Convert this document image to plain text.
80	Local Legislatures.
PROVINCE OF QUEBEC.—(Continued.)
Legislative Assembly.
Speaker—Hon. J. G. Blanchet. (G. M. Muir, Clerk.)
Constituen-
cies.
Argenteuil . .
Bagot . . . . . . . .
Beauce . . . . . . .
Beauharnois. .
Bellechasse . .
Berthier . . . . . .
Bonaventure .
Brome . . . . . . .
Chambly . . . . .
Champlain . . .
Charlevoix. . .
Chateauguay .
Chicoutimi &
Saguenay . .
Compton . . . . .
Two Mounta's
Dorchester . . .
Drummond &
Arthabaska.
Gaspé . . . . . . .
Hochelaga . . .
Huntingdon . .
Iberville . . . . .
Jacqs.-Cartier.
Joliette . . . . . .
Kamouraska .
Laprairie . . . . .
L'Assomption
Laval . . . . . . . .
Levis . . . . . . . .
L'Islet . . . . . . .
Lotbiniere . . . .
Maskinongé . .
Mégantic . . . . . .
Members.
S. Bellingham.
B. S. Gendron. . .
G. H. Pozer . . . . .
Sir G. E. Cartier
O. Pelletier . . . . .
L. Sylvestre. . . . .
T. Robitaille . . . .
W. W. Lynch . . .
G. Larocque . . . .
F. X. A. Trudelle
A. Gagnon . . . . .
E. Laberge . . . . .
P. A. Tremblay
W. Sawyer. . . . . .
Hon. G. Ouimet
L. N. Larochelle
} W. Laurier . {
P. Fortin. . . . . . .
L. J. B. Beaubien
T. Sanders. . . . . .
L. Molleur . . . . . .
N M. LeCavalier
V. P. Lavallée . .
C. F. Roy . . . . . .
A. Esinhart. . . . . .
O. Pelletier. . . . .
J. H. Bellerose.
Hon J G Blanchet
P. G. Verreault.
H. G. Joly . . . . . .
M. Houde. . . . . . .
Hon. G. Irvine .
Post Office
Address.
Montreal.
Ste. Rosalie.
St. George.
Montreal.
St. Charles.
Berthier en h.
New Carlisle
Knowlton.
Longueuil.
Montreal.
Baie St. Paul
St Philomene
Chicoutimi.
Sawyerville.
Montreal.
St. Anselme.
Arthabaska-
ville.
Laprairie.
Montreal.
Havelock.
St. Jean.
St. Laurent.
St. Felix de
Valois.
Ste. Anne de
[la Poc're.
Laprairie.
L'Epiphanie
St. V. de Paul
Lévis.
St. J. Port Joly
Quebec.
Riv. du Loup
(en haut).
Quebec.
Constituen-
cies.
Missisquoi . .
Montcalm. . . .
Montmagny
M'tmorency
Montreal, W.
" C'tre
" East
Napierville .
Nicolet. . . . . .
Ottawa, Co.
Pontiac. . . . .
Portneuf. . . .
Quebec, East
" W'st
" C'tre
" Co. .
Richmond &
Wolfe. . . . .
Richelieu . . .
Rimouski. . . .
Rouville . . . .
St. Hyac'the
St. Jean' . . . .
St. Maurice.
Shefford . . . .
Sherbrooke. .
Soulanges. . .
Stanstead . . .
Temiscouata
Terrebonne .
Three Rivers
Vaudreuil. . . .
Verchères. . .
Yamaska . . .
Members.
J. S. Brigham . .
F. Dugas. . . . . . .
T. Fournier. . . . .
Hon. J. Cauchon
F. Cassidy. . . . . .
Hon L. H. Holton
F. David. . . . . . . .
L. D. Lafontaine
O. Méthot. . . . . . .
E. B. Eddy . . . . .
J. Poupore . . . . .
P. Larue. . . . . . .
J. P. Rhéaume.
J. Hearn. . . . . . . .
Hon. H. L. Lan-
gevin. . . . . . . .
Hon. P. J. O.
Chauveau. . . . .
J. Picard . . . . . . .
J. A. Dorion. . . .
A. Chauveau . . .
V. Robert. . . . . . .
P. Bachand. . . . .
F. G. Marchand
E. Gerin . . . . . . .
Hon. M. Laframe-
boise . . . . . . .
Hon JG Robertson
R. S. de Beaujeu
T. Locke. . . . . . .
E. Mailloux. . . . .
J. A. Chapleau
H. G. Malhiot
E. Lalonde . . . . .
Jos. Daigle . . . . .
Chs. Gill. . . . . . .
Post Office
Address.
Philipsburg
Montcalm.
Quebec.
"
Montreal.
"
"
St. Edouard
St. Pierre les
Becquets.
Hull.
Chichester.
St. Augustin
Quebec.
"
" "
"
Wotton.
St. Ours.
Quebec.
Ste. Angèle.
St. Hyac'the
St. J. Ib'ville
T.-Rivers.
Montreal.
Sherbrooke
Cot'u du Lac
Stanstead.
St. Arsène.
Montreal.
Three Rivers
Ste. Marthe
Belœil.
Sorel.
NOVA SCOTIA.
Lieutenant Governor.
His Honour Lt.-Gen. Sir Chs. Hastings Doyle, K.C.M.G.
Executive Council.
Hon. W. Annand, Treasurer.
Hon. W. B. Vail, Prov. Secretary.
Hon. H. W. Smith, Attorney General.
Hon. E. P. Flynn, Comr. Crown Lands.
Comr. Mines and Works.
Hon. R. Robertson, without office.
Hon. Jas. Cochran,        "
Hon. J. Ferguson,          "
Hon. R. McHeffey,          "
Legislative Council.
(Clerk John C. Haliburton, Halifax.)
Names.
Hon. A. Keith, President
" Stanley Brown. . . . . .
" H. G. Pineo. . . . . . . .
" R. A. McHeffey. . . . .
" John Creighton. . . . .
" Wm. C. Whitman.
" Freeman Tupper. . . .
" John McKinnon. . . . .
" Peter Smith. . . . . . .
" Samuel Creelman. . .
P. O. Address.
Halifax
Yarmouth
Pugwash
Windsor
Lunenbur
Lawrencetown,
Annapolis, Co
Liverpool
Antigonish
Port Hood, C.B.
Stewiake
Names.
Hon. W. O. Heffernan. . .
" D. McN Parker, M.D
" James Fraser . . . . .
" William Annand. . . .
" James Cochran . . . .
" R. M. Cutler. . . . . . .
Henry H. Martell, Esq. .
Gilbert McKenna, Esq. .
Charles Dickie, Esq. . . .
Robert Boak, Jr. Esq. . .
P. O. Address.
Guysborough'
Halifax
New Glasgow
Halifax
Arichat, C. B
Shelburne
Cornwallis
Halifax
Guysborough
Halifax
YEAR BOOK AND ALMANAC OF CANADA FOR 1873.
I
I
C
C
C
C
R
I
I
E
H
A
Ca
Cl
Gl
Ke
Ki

☆ ☆ ☆ ☆ ☆ ☆ ☆

From the listing above, collect each line in which the string "Legislative" appears.

• The result:
Legislative Assembly.
Legislative Council.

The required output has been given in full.